[Items listed in a dataset]
▼

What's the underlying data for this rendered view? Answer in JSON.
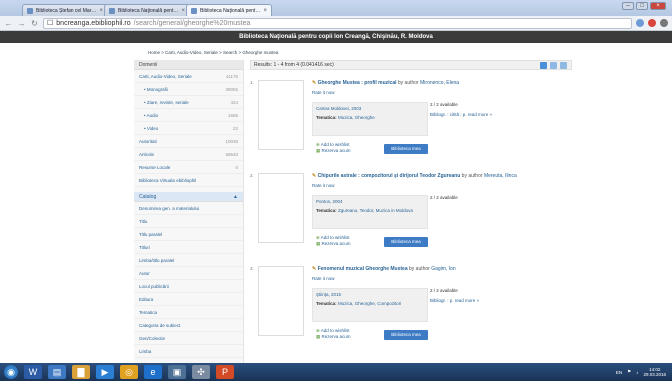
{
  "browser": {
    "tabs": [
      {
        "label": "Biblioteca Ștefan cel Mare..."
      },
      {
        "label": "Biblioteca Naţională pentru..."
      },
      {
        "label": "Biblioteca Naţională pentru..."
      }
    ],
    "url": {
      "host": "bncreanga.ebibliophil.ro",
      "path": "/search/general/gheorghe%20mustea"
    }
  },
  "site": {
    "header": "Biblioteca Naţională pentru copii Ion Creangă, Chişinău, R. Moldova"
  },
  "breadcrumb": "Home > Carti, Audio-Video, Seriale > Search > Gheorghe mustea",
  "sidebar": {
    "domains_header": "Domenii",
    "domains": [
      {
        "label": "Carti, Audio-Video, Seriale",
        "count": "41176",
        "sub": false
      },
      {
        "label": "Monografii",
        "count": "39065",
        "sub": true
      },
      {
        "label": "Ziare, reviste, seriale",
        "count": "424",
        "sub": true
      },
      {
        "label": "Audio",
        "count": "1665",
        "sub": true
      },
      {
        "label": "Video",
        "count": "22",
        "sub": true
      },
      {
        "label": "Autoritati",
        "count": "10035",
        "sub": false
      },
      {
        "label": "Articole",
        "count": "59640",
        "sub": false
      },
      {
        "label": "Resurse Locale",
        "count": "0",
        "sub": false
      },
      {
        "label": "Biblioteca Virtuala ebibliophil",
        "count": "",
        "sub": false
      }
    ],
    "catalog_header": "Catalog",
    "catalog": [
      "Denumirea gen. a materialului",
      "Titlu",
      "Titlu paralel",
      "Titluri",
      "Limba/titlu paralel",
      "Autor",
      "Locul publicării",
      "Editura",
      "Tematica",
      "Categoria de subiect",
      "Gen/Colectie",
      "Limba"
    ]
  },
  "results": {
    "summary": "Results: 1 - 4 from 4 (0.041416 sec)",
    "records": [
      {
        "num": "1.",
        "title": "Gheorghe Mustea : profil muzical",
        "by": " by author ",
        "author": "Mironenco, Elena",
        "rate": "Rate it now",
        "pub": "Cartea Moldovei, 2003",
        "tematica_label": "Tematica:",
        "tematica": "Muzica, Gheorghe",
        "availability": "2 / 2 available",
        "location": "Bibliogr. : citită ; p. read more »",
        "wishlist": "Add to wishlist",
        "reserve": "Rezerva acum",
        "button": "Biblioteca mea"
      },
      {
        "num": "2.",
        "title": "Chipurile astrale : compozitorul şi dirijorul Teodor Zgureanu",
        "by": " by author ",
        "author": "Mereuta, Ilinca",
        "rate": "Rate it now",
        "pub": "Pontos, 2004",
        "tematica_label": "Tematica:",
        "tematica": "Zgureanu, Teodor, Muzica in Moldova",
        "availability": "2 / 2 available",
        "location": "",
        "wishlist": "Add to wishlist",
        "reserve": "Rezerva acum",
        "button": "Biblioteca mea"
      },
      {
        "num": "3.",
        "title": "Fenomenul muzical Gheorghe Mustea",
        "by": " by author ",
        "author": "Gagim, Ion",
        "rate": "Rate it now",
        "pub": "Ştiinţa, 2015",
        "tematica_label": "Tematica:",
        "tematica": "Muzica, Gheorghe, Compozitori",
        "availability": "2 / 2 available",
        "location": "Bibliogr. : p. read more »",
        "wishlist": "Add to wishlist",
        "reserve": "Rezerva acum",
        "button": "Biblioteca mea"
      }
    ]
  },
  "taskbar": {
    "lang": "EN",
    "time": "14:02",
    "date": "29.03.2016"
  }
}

▲
▼

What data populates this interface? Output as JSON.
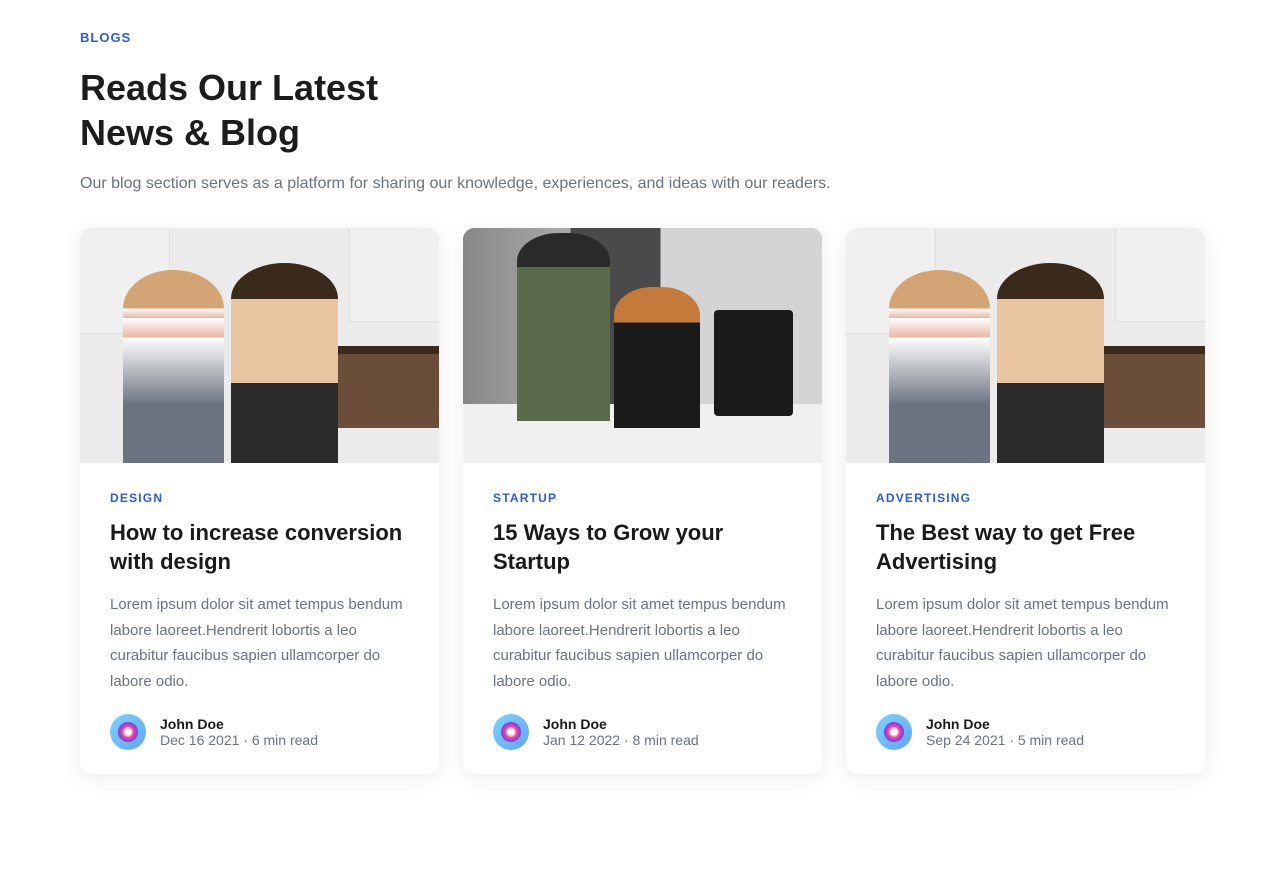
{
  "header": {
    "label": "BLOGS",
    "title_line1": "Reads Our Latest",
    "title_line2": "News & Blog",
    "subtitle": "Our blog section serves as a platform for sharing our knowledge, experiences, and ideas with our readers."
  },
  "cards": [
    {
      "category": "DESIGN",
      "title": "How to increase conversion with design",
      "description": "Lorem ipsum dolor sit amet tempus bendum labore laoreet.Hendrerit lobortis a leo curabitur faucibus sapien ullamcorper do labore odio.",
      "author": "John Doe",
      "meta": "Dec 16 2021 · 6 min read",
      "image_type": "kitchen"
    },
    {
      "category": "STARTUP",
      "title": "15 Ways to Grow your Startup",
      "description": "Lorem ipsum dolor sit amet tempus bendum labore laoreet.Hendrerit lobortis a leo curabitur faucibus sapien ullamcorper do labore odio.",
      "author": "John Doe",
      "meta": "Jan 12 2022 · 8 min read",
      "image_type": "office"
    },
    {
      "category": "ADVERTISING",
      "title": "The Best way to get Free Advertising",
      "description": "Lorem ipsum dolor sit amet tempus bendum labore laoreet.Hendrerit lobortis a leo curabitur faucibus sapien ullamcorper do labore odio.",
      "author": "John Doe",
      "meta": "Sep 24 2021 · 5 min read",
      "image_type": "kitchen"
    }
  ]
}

▲
▼

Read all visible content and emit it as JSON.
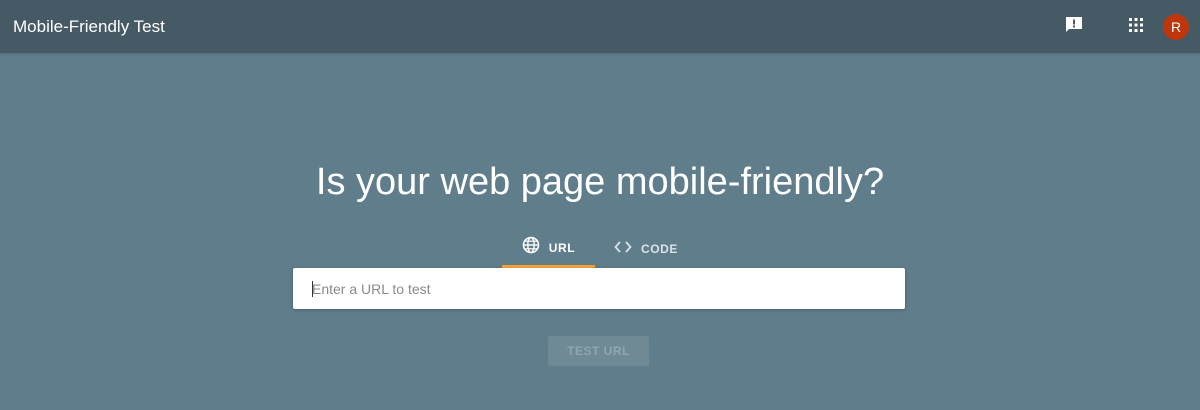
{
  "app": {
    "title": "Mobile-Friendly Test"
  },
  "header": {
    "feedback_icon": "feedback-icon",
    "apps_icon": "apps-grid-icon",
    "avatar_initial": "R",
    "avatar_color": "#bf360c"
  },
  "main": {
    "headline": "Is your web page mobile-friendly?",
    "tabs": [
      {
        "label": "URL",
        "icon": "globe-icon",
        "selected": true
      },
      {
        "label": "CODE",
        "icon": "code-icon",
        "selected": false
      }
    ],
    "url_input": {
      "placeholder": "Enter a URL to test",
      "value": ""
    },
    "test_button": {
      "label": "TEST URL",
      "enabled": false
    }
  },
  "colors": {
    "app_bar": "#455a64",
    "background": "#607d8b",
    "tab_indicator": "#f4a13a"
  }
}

▲

*Your task*. Check each line of the records above for the string "muzical", and report every line that has it.

*Problem solution*.
        "title": "Gheorghe Mustea : profil muzical",
        "title": "Fenomenul muzical Gheorghe Mustea",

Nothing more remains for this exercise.